YOUR GOAL
Copy each line that holds "capacity".

SUPPLIED DATA
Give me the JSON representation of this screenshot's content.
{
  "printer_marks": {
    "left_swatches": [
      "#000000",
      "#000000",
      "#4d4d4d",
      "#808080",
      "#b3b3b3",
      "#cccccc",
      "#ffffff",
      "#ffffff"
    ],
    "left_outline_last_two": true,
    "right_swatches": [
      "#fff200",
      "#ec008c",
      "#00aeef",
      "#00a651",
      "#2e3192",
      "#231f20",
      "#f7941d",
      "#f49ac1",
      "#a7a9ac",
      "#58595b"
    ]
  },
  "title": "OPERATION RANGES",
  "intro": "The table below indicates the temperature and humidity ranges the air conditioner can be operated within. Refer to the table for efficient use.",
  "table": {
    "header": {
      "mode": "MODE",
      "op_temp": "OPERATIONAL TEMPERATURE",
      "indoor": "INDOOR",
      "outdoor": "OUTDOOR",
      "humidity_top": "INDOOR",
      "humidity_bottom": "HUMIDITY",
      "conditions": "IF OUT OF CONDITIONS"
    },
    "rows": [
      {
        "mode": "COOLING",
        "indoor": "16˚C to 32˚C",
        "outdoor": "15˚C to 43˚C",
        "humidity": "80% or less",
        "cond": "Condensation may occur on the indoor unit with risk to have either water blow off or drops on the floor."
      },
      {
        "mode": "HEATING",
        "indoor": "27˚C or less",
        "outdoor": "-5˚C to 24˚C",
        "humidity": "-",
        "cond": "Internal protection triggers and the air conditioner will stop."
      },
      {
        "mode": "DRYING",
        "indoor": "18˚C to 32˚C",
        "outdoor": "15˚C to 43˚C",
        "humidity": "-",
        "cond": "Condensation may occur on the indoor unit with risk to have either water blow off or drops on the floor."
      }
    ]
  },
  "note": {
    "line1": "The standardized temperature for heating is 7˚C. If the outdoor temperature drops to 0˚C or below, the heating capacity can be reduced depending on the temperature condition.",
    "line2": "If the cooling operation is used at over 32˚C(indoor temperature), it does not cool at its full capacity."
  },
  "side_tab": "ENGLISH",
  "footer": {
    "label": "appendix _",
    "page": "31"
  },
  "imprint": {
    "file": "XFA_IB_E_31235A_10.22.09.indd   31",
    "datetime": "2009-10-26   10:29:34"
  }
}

TASK RESPONSE
    "line1": "The standardized temperature for heating is 7˚C. If the outdoor temperature drops to 0˚C or below, the heating capacity can be reduced depending on the temperature condition.",
    "line2": "If the cooling operation is used at over 32˚C(indoor temperature), it does not cool at its full capacity."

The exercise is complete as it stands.